Items:
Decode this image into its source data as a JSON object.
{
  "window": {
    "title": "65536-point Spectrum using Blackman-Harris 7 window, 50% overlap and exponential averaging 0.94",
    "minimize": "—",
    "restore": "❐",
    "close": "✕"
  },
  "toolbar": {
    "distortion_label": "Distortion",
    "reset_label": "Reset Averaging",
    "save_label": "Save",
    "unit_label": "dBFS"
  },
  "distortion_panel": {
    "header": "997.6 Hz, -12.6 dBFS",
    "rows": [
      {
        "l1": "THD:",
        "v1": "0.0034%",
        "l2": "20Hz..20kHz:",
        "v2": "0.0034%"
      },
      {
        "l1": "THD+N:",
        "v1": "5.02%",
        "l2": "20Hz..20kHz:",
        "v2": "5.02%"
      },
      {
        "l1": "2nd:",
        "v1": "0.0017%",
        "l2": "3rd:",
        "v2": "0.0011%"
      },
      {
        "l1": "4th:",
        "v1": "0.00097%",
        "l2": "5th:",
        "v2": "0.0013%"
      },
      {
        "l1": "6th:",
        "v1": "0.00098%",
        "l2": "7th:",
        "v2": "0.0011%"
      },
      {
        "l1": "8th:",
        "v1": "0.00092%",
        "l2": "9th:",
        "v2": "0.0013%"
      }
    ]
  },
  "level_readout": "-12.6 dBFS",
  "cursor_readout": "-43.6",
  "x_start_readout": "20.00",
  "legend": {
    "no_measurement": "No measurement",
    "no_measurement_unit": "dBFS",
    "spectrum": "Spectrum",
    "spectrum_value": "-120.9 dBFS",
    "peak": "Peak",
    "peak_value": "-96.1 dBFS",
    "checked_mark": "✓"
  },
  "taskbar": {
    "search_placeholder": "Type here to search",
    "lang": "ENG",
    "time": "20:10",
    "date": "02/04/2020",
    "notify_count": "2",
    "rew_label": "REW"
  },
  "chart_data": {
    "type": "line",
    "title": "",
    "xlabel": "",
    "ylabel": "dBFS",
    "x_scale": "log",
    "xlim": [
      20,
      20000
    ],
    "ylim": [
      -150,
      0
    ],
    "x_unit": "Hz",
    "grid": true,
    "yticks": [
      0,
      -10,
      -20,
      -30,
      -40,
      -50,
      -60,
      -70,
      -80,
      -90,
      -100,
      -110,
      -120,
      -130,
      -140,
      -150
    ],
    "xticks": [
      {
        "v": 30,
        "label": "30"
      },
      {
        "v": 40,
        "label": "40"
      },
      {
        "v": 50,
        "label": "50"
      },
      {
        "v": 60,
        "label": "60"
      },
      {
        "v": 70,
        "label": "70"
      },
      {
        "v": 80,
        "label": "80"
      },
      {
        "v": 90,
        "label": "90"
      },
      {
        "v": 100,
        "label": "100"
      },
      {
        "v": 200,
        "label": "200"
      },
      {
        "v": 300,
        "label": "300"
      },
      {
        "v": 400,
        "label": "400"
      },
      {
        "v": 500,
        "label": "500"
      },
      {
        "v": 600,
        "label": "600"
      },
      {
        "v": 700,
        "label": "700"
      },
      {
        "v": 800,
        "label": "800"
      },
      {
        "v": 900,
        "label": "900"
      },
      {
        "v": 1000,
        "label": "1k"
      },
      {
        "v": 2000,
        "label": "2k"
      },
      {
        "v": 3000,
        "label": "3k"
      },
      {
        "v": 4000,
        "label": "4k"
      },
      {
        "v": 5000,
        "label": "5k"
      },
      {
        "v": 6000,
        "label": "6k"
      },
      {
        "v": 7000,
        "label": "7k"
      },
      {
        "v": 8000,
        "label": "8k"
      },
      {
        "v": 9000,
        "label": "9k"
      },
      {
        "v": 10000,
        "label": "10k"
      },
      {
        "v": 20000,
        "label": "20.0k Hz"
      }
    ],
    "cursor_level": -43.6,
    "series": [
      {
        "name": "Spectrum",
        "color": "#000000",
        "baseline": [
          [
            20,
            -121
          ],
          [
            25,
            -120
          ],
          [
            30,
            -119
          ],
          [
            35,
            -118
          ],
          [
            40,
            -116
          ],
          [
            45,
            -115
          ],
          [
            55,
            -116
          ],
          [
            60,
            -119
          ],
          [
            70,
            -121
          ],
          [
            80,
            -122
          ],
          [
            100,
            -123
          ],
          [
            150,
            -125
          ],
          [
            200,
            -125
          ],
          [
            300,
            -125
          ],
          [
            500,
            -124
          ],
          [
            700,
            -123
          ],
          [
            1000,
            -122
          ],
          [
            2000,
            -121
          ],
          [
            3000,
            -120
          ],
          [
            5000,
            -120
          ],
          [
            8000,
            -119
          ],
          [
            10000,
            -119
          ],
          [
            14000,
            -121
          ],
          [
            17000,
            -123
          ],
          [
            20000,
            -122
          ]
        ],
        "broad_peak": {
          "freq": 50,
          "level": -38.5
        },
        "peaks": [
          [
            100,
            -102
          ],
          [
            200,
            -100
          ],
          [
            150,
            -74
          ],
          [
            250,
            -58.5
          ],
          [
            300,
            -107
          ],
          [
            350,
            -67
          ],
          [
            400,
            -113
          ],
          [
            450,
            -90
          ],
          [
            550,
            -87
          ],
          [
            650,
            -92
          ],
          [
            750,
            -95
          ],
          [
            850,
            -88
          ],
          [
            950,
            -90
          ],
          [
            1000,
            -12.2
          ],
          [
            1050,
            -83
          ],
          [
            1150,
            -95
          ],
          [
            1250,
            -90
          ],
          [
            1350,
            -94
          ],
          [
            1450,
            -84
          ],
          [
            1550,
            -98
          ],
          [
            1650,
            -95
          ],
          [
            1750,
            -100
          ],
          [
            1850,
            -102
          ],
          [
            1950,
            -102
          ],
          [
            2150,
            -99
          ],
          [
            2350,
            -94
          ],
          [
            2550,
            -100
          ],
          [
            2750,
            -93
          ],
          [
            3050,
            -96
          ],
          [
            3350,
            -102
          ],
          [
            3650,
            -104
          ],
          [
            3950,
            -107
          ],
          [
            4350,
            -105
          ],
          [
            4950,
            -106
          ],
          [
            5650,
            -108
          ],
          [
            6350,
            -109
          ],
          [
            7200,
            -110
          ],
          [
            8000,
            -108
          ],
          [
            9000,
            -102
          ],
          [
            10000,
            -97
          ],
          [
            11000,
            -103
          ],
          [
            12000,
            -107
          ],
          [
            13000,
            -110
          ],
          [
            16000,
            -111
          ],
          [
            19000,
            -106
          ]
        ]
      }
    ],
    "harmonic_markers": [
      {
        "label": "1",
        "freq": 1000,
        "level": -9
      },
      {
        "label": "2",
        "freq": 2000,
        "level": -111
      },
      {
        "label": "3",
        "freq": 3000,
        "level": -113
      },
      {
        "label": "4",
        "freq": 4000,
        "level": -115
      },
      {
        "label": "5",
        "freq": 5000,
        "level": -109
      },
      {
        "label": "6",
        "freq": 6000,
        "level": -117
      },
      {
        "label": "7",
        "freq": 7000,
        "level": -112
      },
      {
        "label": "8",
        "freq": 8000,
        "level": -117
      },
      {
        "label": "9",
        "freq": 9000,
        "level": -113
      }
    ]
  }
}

Short problem:
Reproduce the full set of records precisely.

Reply:
Decode this image into its source data as a JSON object.
{
  "window": {
    "title": "65536-point Spectrum using Blackman-Harris 7 window, 50% overlap and exponential averaging 0.94",
    "minimize": "—",
    "restore": "❐",
    "close": "✕"
  },
  "toolbar": {
    "distortion_label": "Distortion",
    "reset_label": "Reset Averaging",
    "save_label": "Save",
    "unit_label": "dBFS"
  },
  "distortion_panel": {
    "header": "997.6 Hz, -12.6 dBFS",
    "rows": [
      {
        "l1": "THD:",
        "v1": "0.0034%",
        "l2": "20Hz..20kHz:",
        "v2": "0.0034%"
      },
      {
        "l1": "THD+N:",
        "v1": "5.02%",
        "l2": "20Hz..20kHz:",
        "v2": "5.02%"
      },
      {
        "l1": "2nd:",
        "v1": "0.0017%",
        "l2": "3rd:",
        "v2": "0.0011%"
      },
      {
        "l1": "4th:",
        "v1": "0.00097%",
        "l2": "5th:",
        "v2": "0.0013%"
      },
      {
        "l1": "6th:",
        "v1": "0.00098%",
        "l2": "7th:",
        "v2": "0.0011%"
      },
      {
        "l1": "8th:",
        "v1": "0.00092%",
        "l2": "9th:",
        "v2": "0.0013%"
      }
    ]
  },
  "level_readout": "-12.6 dBFS",
  "cursor_readout": "-43.6",
  "x_start_readout": "20.00",
  "legend": {
    "no_measurement": "No measurement",
    "no_measurement_unit": "dBFS",
    "spectrum": "Spectrum",
    "spectrum_value": "-120.9 dBFS",
    "peak": "Peak",
    "peak_value": "-96.1 dBFS",
    "checked_mark": "✓"
  },
  "taskbar": {
    "search_placeholder": "Type here to search",
    "lang": "ENG",
    "time": "20:10",
    "date": "02/04/2020",
    "notify_count": "2",
    "rew_label": "REW"
  },
  "chart_data": {
    "type": "line",
    "title": "",
    "xlabel": "",
    "ylabel": "dBFS",
    "x_scale": "log",
    "xlim": [
      20,
      20000
    ],
    "ylim": [
      -150,
      0
    ],
    "x_unit": "Hz",
    "grid": true,
    "yticks": [
      0,
      -10,
      -20,
      -30,
      -40,
      -50,
      -60,
      -70,
      -80,
      -90,
      -100,
      -110,
      -120,
      -130,
      -140,
      -150
    ],
    "xticks": [
      {
        "v": 30,
        "label": "30"
      },
      {
        "v": 40,
        "label": "40"
      },
      {
        "v": 50,
        "label": "50"
      },
      {
        "v": 60,
        "label": "60"
      },
      {
        "v": 70,
        "label": "70"
      },
      {
        "v": 80,
        "label": "80"
      },
      {
        "v": 90,
        "label": "90"
      },
      {
        "v": 100,
        "label": "100"
      },
      {
        "v": 200,
        "label": "200"
      },
      {
        "v": 300,
        "label": "300"
      },
      {
        "v": 400,
        "label": "400"
      },
      {
        "v": 500,
        "label": "500"
      },
      {
        "v": 600,
        "label": "600"
      },
      {
        "v": 700,
        "label": "700"
      },
      {
        "v": 800,
        "label": "800"
      },
      {
        "v": 900,
        "label": "900"
      },
      {
        "v": 1000,
        "label": "1k"
      },
      {
        "v": 2000,
        "label": "2k"
      },
      {
        "v": 3000,
        "label": "3k"
      },
      {
        "v": 4000,
        "label": "4k"
      },
      {
        "v": 5000,
        "label": "5k"
      },
      {
        "v": 6000,
        "label": "6k"
      },
      {
        "v": 7000,
        "label": "7k"
      },
      {
        "v": 8000,
        "label": "8k"
      },
      {
        "v": 9000,
        "label": "9k"
      },
      {
        "v": 10000,
        "label": "10k"
      },
      {
        "v": 20000,
        "label": "20.0k Hz"
      }
    ],
    "cursor_level": -43.6,
    "series": [
      {
        "name": "Spectrum",
        "color": "#000000",
        "baseline": [
          [
            20,
            -121
          ],
          [
            25,
            -120
          ],
          [
            30,
            -119
          ],
          [
            35,
            -118
          ],
          [
            40,
            -116
          ],
          [
            45,
            -115
          ],
          [
            55,
            -116
          ],
          [
            60,
            -119
          ],
          [
            70,
            -121
          ],
          [
            80,
            -122
          ],
          [
            100,
            -123
          ],
          [
            150,
            -125
          ],
          [
            200,
            -125
          ],
          [
            300,
            -125
          ],
          [
            500,
            -124
          ],
          [
            700,
            -123
          ],
          [
            1000,
            -122
          ],
          [
            2000,
            -121
          ],
          [
            3000,
            -120
          ],
          [
            5000,
            -120
          ],
          [
            8000,
            -119
          ],
          [
            10000,
            -119
          ],
          [
            14000,
            -121
          ],
          [
            17000,
            -123
          ],
          [
            20000,
            -122
          ]
        ],
        "broad_peak": {
          "freq": 50,
          "level": -38.5
        },
        "peaks": [
          [
            100,
            -102
          ],
          [
            200,
            -100
          ],
          [
            150,
            -74
          ],
          [
            250,
            -58.5
          ],
          [
            300,
            -107
          ],
          [
            350,
            -67
          ],
          [
            400,
            -113
          ],
          [
            450,
            -90
          ],
          [
            550,
            -87
          ],
          [
            650,
            -92
          ],
          [
            750,
            -95
          ],
          [
            850,
            -88
          ],
          [
            950,
            -90
          ],
          [
            1000,
            -12.2
          ],
          [
            1050,
            -83
          ],
          [
            1150,
            -95
          ],
          [
            1250,
            -90
          ],
          [
            1350,
            -94
          ],
          [
            1450,
            -84
          ],
          [
            1550,
            -98
          ],
          [
            1650,
            -95
          ],
          [
            1750,
            -100
          ],
          [
            1850,
            -102
          ],
          [
            1950,
            -102
          ],
          [
            2150,
            -99
          ],
          [
            2350,
            -94
          ],
          [
            2550,
            -100
          ],
          [
            2750,
            -93
          ],
          [
            3050,
            -96
          ],
          [
            3350,
            -102
          ],
          [
            3650,
            -104
          ],
          [
            3950,
            -107
          ],
          [
            4350,
            -105
          ],
          [
            4950,
            -106
          ],
          [
            5650,
            -108
          ],
          [
            6350,
            -109
          ],
          [
            7200,
            -110
          ],
          [
            8000,
            -108
          ],
          [
            9000,
            -102
          ],
          [
            10000,
            -97
          ],
          [
            11000,
            -103
          ],
          [
            12000,
            -107
          ],
          [
            13000,
            -110
          ],
          [
            16000,
            -111
          ],
          [
            19000,
            -106
          ]
        ]
      }
    ],
    "harmonic_markers": [
      {
        "label": "1",
        "freq": 1000,
        "level": -9
      },
      {
        "label": "2",
        "freq": 2000,
        "level": -111
      },
      {
        "label": "3",
        "freq": 3000,
        "level": -113
      },
      {
        "label": "4",
        "freq": 4000,
        "level": -115
      },
      {
        "label": "5",
        "freq": 5000,
        "level": -109
      },
      {
        "label": "6",
        "freq": 6000,
        "level": -117
      },
      {
        "label": "7",
        "freq": 7000,
        "level": -112
      },
      {
        "label": "8",
        "freq": 8000,
        "level": -117
      },
      {
        "label": "9",
        "freq": 9000,
        "level": -113
      }
    ]
  }
}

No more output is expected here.